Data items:
* Begin *

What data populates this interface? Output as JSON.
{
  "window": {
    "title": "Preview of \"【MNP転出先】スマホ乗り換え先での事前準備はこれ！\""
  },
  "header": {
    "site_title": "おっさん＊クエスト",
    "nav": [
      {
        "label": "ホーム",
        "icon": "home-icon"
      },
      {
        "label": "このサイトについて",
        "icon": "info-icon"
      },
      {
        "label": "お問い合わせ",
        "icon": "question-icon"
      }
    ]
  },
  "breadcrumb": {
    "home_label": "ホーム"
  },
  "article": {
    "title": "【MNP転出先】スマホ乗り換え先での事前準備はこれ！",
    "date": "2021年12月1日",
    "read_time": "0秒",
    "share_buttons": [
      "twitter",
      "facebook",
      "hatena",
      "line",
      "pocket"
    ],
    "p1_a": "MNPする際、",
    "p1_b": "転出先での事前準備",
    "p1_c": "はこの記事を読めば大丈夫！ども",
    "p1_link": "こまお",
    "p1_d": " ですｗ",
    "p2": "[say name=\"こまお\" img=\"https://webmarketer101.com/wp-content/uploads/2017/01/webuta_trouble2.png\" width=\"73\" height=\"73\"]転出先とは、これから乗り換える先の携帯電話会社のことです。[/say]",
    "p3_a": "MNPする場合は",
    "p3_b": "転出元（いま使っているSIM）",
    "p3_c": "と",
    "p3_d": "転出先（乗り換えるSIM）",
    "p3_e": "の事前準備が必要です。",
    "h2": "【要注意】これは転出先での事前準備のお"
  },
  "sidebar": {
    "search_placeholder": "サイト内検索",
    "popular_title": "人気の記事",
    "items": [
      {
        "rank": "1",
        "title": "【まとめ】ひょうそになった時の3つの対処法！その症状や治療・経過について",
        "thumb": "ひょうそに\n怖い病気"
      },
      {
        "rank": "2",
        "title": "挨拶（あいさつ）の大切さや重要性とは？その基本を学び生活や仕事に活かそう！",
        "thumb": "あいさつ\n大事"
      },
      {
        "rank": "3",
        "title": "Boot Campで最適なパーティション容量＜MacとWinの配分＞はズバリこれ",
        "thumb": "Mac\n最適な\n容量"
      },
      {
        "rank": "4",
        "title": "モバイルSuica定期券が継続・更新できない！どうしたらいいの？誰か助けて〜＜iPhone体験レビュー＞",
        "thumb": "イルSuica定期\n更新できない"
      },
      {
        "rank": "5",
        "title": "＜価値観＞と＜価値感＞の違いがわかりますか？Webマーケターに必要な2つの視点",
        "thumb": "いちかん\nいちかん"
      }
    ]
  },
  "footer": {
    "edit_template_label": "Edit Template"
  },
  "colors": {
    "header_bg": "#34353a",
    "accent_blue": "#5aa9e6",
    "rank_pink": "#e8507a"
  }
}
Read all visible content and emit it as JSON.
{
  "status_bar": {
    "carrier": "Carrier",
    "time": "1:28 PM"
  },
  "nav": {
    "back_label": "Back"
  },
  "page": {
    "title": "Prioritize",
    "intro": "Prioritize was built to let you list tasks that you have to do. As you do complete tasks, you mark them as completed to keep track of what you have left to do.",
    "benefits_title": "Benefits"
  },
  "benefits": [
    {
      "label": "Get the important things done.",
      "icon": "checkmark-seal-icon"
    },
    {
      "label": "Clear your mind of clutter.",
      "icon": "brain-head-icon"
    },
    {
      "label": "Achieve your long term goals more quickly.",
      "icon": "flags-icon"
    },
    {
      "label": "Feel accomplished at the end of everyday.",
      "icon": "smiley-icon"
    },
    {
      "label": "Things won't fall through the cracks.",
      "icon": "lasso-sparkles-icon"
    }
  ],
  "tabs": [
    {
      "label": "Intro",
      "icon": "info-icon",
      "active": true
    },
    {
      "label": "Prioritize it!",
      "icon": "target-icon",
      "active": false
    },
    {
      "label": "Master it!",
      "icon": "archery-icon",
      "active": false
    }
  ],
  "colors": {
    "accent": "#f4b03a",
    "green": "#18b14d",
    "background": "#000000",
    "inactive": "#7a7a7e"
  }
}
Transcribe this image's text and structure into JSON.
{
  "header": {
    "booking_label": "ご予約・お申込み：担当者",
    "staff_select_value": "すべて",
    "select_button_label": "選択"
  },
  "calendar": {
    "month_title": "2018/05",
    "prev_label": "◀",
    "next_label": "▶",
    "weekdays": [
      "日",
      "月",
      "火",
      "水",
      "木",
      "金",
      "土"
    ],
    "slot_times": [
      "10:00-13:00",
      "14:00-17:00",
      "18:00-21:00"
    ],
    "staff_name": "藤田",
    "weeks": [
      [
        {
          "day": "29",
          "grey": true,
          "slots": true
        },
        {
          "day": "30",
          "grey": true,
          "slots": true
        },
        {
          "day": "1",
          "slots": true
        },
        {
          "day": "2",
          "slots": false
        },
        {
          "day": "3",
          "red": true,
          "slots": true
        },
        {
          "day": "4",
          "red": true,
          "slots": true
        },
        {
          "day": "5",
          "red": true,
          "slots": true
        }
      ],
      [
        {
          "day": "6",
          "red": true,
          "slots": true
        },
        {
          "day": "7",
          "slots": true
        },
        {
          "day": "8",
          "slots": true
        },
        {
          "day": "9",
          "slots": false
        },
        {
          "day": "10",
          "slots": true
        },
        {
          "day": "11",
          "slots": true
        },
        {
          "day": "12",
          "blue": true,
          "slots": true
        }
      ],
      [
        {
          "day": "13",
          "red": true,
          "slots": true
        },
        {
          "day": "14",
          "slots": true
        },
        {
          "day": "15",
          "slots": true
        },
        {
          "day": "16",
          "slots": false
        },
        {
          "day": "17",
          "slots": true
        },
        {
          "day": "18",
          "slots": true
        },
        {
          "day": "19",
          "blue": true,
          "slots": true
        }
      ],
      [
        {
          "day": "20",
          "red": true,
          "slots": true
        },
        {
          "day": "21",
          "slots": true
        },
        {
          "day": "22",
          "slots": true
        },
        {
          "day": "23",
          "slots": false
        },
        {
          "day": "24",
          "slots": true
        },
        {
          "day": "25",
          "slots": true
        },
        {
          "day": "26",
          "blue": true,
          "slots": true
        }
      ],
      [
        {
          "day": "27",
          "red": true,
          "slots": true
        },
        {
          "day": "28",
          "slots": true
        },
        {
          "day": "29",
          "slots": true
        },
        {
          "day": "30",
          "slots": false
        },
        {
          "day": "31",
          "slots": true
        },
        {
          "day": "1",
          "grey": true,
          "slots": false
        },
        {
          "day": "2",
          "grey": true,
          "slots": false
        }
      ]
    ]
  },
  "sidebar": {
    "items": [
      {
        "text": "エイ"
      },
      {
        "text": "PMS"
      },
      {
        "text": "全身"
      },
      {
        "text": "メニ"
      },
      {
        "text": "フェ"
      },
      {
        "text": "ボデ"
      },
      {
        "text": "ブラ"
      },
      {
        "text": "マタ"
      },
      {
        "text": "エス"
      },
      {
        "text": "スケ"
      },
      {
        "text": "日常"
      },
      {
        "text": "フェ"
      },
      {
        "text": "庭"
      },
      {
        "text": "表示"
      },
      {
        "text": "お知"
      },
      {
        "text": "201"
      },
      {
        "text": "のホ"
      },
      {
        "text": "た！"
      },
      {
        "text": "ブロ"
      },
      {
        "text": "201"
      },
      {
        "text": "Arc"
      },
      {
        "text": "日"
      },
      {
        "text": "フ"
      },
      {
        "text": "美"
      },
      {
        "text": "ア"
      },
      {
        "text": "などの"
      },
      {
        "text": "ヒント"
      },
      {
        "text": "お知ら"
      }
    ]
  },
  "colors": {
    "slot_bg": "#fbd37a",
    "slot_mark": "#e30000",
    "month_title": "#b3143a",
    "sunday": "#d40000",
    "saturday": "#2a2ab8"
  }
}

* End *

# WHAT YOU NEED TO DO
Faithfully reproduce all of the records, character for character.

# FINAL ANSWER
What data populates this interface? Output as JSON.
{
  "window": {
    "title": "Preview of \"【MNP転出先】スマホ乗り換え先での事前準備はこれ！\""
  },
  "header": {
    "site_title": "おっさん＊クエスト",
    "nav": [
      {
        "label": "ホーム",
        "icon": "home-icon"
      },
      {
        "label": "このサイトについて",
        "icon": "info-icon"
      },
      {
        "label": "お問い合わせ",
        "icon": "question-icon"
      }
    ]
  },
  "breadcrumb": {
    "home_label": "ホーム"
  },
  "article": {
    "title": "【MNP転出先】スマホ乗り換え先での事前準備はこれ！",
    "date": "2021年12月1日",
    "read_time": "0秒",
    "share_buttons": [
      "twitter",
      "facebook",
      "hatena",
      "line",
      "pocket"
    ],
    "p1_a": "MNPする際、",
    "p1_b": "転出先での事前準備",
    "p1_c": "はこの記事を読めば大丈夫！ども",
    "p1_link": "こまお",
    "p1_d": " ですｗ",
    "p2": "[say name=\"こまお\" img=\"https://webmarketer101.com/wp-content/uploads/2017/01/webuta_trouble2.png\" width=\"73\" height=\"73\"]転出先とは、これから乗り換える先の携帯電話会社のことです。[/say]",
    "p3_a": "MNPする場合は",
    "p3_b": "転出元（いま使っているSIM）",
    "p3_c": "と",
    "p3_d": "転出先（乗り換えるSIM）",
    "p3_e": "の事前準備が必要です。",
    "h2": "【要注意】これは転出先での事前準備のお"
  },
  "sidebar": {
    "search_placeholder": "サイト内検索",
    "popular_title": "人気の記事",
    "items": [
      {
        "rank": "1",
        "title": "【まとめ】ひょうそになった時の3つの対処法！その症状や治療・経過について",
        "thumb": "ひょうそに\n怖い病気"
      },
      {
        "rank": "2",
        "title": "挨拶（あいさつ）の大切さや重要性とは？その基本を学び生活や仕事に活かそう！",
        "thumb": "あいさつ\n大事"
      },
      {
        "rank": "3",
        "title": "Boot Campで最適なパーティション容量＜MacとWinの配分＞はズバリこれ",
        "thumb": "Mac\n最適な\n容量"
      },
      {
        "rank": "4",
        "title": "モバイルSuica定期券が継続・更新できない！どうしたらいいの？誰か助けて〜＜iPhone体験レビュー＞",
        "thumb": "イルSuica定期\n更新できない"
      },
      {
        "rank": "5",
        "title": "＜価値観＞と＜価値感＞の違いがわかりますか？Webマーケターに必要な2つの視点",
        "thumb": "いちかん\nいちかん"
      }
    ]
  },
  "footer": {
    "edit_template_label": "Edit Template"
  },
  "colors": {
    "header_bg": "#34353a",
    "accent_blue": "#5aa9e6",
    "rank_pink": "#e8507a"
  }
}
Read all visible content and emit it as JSON.
{
  "status_bar": {
    "carrier": "Carrier",
    "time": "1:28 PM"
  },
  "nav": {
    "back_label": "Back"
  },
  "page": {
    "title": "Prioritize",
    "intro": "Prioritize was built to let you list tasks that you have to do. As you do complete tasks, you mark them as completed to keep track of what you have left to do.",
    "benefits_title": "Benefits"
  },
  "benefits": [
    {
      "label": "Get the important things done.",
      "icon": "checkmark-seal-icon"
    },
    {
      "label": "Clear your mind of clutter.",
      "icon": "brain-head-icon"
    },
    {
      "label": "Achieve your long term goals more quickly.",
      "icon": "flags-icon"
    },
    {
      "label": "Feel accomplished at the end of everyday.",
      "icon": "smiley-icon"
    },
    {
      "label": "Things won't fall through the cracks.",
      "icon": "lasso-sparkles-icon"
    }
  ],
  "tabs": [
    {
      "label": "Intro",
      "icon": "info-icon",
      "active": true
    },
    {
      "label": "Prioritize it!",
      "icon": "target-icon",
      "active": false
    },
    {
      "label": "Master it!",
      "icon": "archery-icon",
      "active": false
    }
  ],
  "colors": {
    "accent": "#f4b03a",
    "green": "#18b14d",
    "background": "#000000",
    "inactive": "#7a7a7e"
  }
}
Transcribe this image's text and structure into JSON.
{
  "header": {
    "booking_label": "ご予約・お申込み：担当者",
    "staff_select_value": "すべて",
    "select_button_label": "選択"
  },
  "calendar": {
    "month_title": "2018/05",
    "prev_label": "◀",
    "next_label": "▶",
    "weekdays": [
      "日",
      "月",
      "火",
      "水",
      "木",
      "金",
      "土"
    ],
    "slot_times": [
      "10:00-13:00",
      "14:00-17:00",
      "18:00-21:00"
    ],
    "staff_name": "藤田",
    "weeks": [
      [
        {
          "day": "29",
          "grey": true,
          "slots": true
        },
        {
          "day": "30",
          "grey": true,
          "slots": true
        },
        {
          "day": "1",
          "slots": true
        },
        {
          "day": "2",
          "slots": false
        },
        {
          "day": "3",
          "red": true,
          "slots": true
        },
        {
          "day": "4",
          "red": true,
          "slots": true
        },
        {
          "day": "5",
          "red": true,
          "slots": true
        }
      ],
      [
        {
          "day": "6",
          "red": true,
          "slots": true
        },
        {
          "day": "7",
          "slots": true
        },
        {
          "day": "8",
          "slots": true
        },
        {
          "day": "9",
          "slots": false
        },
        {
          "day": "10",
          "slots": true
        },
        {
          "day": "11",
          "slots": true
        },
        {
          "day": "12",
          "blue": true,
          "slots": true
        }
      ],
      [
        {
          "day": "13",
          "red": true,
          "slots": true
        },
        {
          "day": "14",
          "slots": true
        },
        {
          "day": "15",
          "slots": true
        },
        {
          "day": "16",
          "slots": false
        },
        {
          "day": "17",
          "slots": true
        },
        {
          "day": "18",
          "slots": true
        },
        {
          "day": "19",
          "blue": true,
          "slots": true
        }
      ],
      [
        {
          "day": "20",
          "red": true,
          "slots": true
        },
        {
          "day": "21",
          "slots": true
        },
        {
          "day": "22",
          "slots": true
        },
        {
          "day": "23",
          "slots": false
        },
        {
          "day": "24",
          "slots": true
        },
        {
          "day": "25",
          "slots": true
        },
        {
          "day": "26",
          "blue": true,
          "slots": true
        }
      ],
      [
        {
          "day": "27",
          "red": true,
          "slots": true
        },
        {
          "day": "28",
          "slots": true
        },
        {
          "day": "29",
          "slots": true
        },
        {
          "day": "30",
          "slots": false
        },
        {
          "day": "31",
          "slots": true
        },
        {
          "day": "1",
          "grey": true,
          "slots": false
        },
        {
          "day": "2",
          "grey": true,
          "slots": false
        }
      ]
    ]
  },
  "sidebar": {
    "items": [
      {
        "text": "エイ"
      },
      {
        "text": "PMS"
      },
      {
        "text": "全身"
      },
      {
        "text": "メニ"
      },
      {
        "text": "フェ"
      },
      {
        "text": "ボデ"
      },
      {
        "text": "ブラ"
      },
      {
        "text": "マタ"
      },
      {
        "text": "エス"
      },
      {
        "text": "スケ"
      },
      {
        "text": "日常"
      },
      {
        "text": "フェ"
      },
      {
        "text": "庭"
      },
      {
        "text": "表示"
      },
      {
        "text": "お知"
      },
      {
        "text": "201"
      },
      {
        "text": "のホ"
      },
      {
        "text": "た！"
      },
      {
        "text": "ブロ"
      },
      {
        "text": "201"
      },
      {
        "text": "Arc"
      },
      {
        "text": "日"
      },
      {
        "text": "フ"
      },
      {
        "text": "美"
      },
      {
        "text": "ア"
      },
      {
        "text": "などの"
      },
      {
        "text": "ヒント"
      },
      {
        "text": "お知ら"
      }
    ]
  },
  "colors": {
    "slot_bg": "#fbd37a",
    "slot_mark": "#e30000",
    "month_title": "#b3143a",
    "sunday": "#d40000",
    "saturday": "#2a2ab8"
  }
}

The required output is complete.